(begin)

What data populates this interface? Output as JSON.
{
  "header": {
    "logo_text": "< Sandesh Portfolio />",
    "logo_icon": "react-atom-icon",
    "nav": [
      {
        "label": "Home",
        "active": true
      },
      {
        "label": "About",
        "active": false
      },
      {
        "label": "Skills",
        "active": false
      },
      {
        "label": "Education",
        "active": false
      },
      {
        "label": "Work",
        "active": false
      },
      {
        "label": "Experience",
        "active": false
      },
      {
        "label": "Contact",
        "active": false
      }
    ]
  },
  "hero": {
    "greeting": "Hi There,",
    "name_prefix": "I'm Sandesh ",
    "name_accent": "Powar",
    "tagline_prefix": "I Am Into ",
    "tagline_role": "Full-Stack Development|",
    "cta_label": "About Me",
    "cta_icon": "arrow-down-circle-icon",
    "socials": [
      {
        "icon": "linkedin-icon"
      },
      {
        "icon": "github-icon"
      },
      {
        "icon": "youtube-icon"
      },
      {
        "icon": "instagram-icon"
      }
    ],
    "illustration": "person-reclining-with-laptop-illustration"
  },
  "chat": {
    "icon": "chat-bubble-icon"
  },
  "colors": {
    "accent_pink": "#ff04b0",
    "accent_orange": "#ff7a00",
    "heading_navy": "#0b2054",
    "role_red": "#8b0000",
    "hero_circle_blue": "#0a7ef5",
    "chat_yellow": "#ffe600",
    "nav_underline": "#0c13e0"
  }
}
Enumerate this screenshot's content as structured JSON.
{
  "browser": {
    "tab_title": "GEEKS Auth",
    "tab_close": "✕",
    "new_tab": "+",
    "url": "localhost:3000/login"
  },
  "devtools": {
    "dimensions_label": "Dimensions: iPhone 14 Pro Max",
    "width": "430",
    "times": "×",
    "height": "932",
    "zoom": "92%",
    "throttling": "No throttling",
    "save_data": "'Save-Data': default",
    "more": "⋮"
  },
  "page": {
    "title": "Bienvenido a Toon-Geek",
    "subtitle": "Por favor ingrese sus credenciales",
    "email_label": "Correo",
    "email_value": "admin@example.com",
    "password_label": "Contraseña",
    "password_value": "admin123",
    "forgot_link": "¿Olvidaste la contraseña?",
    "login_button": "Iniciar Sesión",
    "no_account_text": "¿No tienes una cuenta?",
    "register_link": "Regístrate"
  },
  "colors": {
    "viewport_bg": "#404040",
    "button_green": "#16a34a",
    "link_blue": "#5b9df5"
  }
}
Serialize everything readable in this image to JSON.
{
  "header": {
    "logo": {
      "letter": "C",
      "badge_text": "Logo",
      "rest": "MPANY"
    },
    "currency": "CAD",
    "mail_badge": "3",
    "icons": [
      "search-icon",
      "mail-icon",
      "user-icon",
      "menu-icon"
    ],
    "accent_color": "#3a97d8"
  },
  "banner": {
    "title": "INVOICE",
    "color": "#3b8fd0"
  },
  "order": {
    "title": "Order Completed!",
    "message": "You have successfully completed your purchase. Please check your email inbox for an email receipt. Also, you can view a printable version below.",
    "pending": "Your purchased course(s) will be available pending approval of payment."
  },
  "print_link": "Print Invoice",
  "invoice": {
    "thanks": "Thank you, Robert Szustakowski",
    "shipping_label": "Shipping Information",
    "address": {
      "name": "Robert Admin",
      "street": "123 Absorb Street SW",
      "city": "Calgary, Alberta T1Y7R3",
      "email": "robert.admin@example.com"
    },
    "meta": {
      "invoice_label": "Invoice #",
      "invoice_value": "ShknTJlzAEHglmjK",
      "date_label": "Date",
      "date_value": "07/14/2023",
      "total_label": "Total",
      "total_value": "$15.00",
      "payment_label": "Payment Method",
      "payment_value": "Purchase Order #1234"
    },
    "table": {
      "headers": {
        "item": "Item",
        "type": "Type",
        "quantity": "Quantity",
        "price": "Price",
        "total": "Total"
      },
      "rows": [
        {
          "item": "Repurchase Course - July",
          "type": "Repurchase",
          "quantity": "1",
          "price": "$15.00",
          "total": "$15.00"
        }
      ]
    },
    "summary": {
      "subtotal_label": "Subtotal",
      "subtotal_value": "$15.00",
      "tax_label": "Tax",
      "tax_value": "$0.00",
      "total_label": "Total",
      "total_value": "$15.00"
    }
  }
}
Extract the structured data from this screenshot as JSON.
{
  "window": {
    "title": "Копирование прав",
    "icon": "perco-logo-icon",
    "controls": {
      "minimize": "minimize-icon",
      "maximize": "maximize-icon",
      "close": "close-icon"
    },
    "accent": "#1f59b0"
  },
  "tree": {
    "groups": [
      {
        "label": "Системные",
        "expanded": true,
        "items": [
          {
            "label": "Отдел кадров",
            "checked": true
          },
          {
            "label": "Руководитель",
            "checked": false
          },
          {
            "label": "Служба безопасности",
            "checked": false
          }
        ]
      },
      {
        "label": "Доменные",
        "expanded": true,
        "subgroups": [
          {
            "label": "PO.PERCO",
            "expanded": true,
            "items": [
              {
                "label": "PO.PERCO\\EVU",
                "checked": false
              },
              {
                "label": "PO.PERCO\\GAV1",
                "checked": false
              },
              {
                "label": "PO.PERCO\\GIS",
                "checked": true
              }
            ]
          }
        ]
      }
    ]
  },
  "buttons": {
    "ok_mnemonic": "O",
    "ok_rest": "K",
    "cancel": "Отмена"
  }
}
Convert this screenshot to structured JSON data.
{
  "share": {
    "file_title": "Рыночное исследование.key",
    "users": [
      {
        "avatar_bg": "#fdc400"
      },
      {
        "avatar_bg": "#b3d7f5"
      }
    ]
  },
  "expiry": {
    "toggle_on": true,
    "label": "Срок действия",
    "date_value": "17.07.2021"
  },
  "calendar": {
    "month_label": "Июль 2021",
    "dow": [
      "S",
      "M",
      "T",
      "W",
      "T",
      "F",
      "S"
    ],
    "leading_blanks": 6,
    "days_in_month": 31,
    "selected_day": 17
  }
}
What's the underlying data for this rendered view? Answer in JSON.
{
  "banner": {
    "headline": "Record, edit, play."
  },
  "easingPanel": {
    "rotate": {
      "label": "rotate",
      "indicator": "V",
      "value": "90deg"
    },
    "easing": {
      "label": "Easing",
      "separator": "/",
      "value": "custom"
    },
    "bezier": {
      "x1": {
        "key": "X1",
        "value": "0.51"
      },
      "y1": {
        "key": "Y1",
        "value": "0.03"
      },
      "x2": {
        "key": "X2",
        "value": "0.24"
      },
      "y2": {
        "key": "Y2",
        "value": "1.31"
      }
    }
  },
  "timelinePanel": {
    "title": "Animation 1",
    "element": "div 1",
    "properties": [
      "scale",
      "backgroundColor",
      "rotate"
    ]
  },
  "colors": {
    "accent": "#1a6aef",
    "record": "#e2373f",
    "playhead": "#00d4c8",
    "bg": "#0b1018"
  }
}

(end)

## EXERCISE REQUIREMENTS
Each record should come back exactly as written.

## EXPECTED ANSWER
What data populates this interface? Output as JSON.
{
  "header": {
    "logo_text": "< Sandesh Portfolio />",
    "logo_icon": "react-atom-icon",
    "nav": [
      {
        "label": "Home",
        "active": true
      },
      {
        "label": "About",
        "active": false
      },
      {
        "label": "Skills",
        "active": false
      },
      {
        "label": "Education",
        "active": false
      },
      {
        "label": "Work",
        "active": false
      },
      {
        "label": "Experience",
        "active": false
      },
      {
        "label": "Contact",
        "active": false
      }
    ]
  },
  "hero": {
    "greeting": "Hi There,",
    "name_prefix": "I'm Sandesh ",
    "name_accent": "Powar",
    "tagline_prefix": "I Am Into ",
    "tagline_role": "Full-Stack Development|",
    "cta_label": "About Me",
    "cta_icon": "arrow-down-circle-icon",
    "socials": [
      {
        "icon": "linkedin-icon"
      },
      {
        "icon": "github-icon"
      },
      {
        "icon": "youtube-icon"
      },
      {
        "icon": "instagram-icon"
      }
    ],
    "illustration": "person-reclining-with-laptop-illustration"
  },
  "chat": {
    "icon": "chat-bubble-icon"
  },
  "colors": {
    "accent_pink": "#ff04b0",
    "accent_orange": "#ff7a00",
    "heading_navy": "#0b2054",
    "role_red": "#8b0000",
    "hero_circle_blue": "#0a7ef5",
    "chat_yellow": "#ffe600",
    "nav_underline": "#0c13e0"
  }
}
Enumerate this screenshot's content as structured JSON.
{
  "browser": {
    "tab_title": "GEEKS Auth",
    "tab_close": "✕",
    "new_tab": "+",
    "url": "localhost:3000/login"
  },
  "devtools": {
    "dimensions_label": "Dimensions: iPhone 14 Pro Max",
    "width": "430",
    "times": "×",
    "height": "932",
    "zoom": "92%",
    "throttling": "No throttling",
    "save_data": "'Save-Data': default",
    "more": "⋮"
  },
  "page": {
    "title": "Bienvenido a Toon-Geek",
    "subtitle": "Por favor ingrese sus credenciales",
    "email_label": "Correo",
    "email_value": "admin@example.com",
    "password_label": "Contraseña",
    "password_value": "admin123",
    "forgot_link": "¿Olvidaste la contraseña?",
    "login_button": "Iniciar Sesión",
    "no_account_text": "¿No tienes una cuenta?",
    "register_link": "Regístrate"
  },
  "colors": {
    "viewport_bg": "#404040",
    "button_green": "#16a34a",
    "link_blue": "#5b9df5"
  }
}
Serialize everything readable in this image to JSON.
{
  "header": {
    "logo": {
      "letter": "C",
      "badge_text": "Logo",
      "rest": "MPANY"
    },
    "currency": "CAD",
    "mail_badge": "3",
    "icons": [
      "search-icon",
      "mail-icon",
      "user-icon",
      "menu-icon"
    ],
    "accent_color": "#3a97d8"
  },
  "banner": {
    "title": "INVOICE",
    "color": "#3b8fd0"
  },
  "order": {
    "title": "Order Completed!",
    "message": "You have successfully completed your purchase. Please check your email inbox for an email receipt. Also, you can view a printable version below.",
    "pending": "Your purchased course(s) will be available pending approval of payment."
  },
  "print_link": "Print Invoice",
  "invoice": {
    "thanks": "Thank you, Robert Szustakowski",
    "shipping_label": "Shipping Information",
    "address": {
      "name": "Robert Admin",
      "street": "123 Absorb Street SW",
      "city": "Calgary, Alberta T1Y7R3",
      "email": "robert.admin@example.com"
    },
    "meta": {
      "invoice_label": "Invoice #",
      "invoice_value": "ShknTJlzAEHglmjK",
      "date_label": "Date",
      "date_value": "07/14/2023",
      "total_label": "Total",
      "total_value": "$15.00",
      "payment_label": "Payment Method",
      "payment_value": "Purchase Order #1234"
    },
    "table": {
      "headers": {
        "item": "Item",
        "type": "Type",
        "quantity": "Quantity",
        "price": "Price",
        "total": "Total"
      },
      "rows": [
        {
          "item": "Repurchase Course - July",
          "type": "Repurchase",
          "quantity": "1",
          "price": "$15.00",
          "total": "$15.00"
        }
      ]
    },
    "summary": {
      "subtotal_label": "Subtotal",
      "subtotal_value": "$15.00",
      "tax_label": "Tax",
      "tax_value": "$0.00",
      "total_label": "Total",
      "total_value": "$15.00"
    }
  }
}
Extract the structured data from this screenshot as JSON.
{
  "window": {
    "title": "Копирование прав",
    "icon": "perco-logo-icon",
    "controls": {
      "minimize": "minimize-icon",
      "maximize": "maximize-icon",
      "close": "close-icon"
    },
    "accent": "#1f59b0"
  },
  "tree": {
    "groups": [
      {
        "label": "Системные",
        "expanded": true,
        "items": [
          {
            "label": "Отдел кадров",
            "checked": true
          },
          {
            "label": "Руководитель",
            "checked": false
          },
          {
            "label": "Служба безопасности",
            "checked": false
          }
        ]
      },
      {
        "label": "Доменные",
        "expanded": true,
        "subgroups": [
          {
            "label": "PO.PERCO",
            "expanded": true,
            "items": [
              {
                "label": "PO.PERCO\\EVU",
                "checked": false
              },
              {
                "label": "PO.PERCO\\GAV1",
                "checked": false
              },
              {
                "label": "PO.PERCO\\GIS",
                "checked": true
              }
            ]
          }
        ]
      }
    ]
  },
  "buttons": {
    "ok_mnemonic": "O",
    "ok_rest": "K",
    "cancel": "Отмена"
  }
}
Convert this screenshot to structured JSON data.
{
  "share": {
    "file_title": "Рыночное исследование.key",
    "users": [
      {
        "avatar_bg": "#fdc400"
      },
      {
        "avatar_bg": "#b3d7f5"
      }
    ]
  },
  "expiry": {
    "toggle_on": true,
    "label": "Срок действия",
    "date_value": "17.07.2021"
  },
  "calendar": {
    "month_label": "Июль 2021",
    "dow": [
      "S",
      "M",
      "T",
      "W",
      "T",
      "F",
      "S"
    ],
    "leading_blanks": 6,
    "days_in_month": 31,
    "selected_day": 17
  }
}
What's the underlying data for this rendered view? Answer in JSON.
{
  "banner": {
    "headline": "Record, edit, play."
  },
  "easingPanel": {
    "rotate": {
      "label": "rotate",
      "indicator": "V",
      "value": "90deg"
    },
    "easing": {
      "label": "Easing",
      "separator": "/",
      "value": "custom"
    },
    "bezier": {
      "x1": {
        "key": "X1",
        "value": "0.51"
      },
      "y1": {
        "key": "Y1",
        "value": "0.03"
      },
      "x2": {
        "key": "X2",
        "value": "0.24"
      },
      "y2": {
        "key": "Y2",
        "value": "1.31"
      }
    }
  },
  "timelinePanel": {
    "title": "Animation 1",
    "element": "div 1",
    "properties": [
      "scale",
      "backgroundColor",
      "rotate"
    ]
  },
  "colors": {
    "accent": "#1a6aef",
    "record": "#e2373f",
    "playhead": "#00d4c8",
    "bg": "#0b1018"
  }
}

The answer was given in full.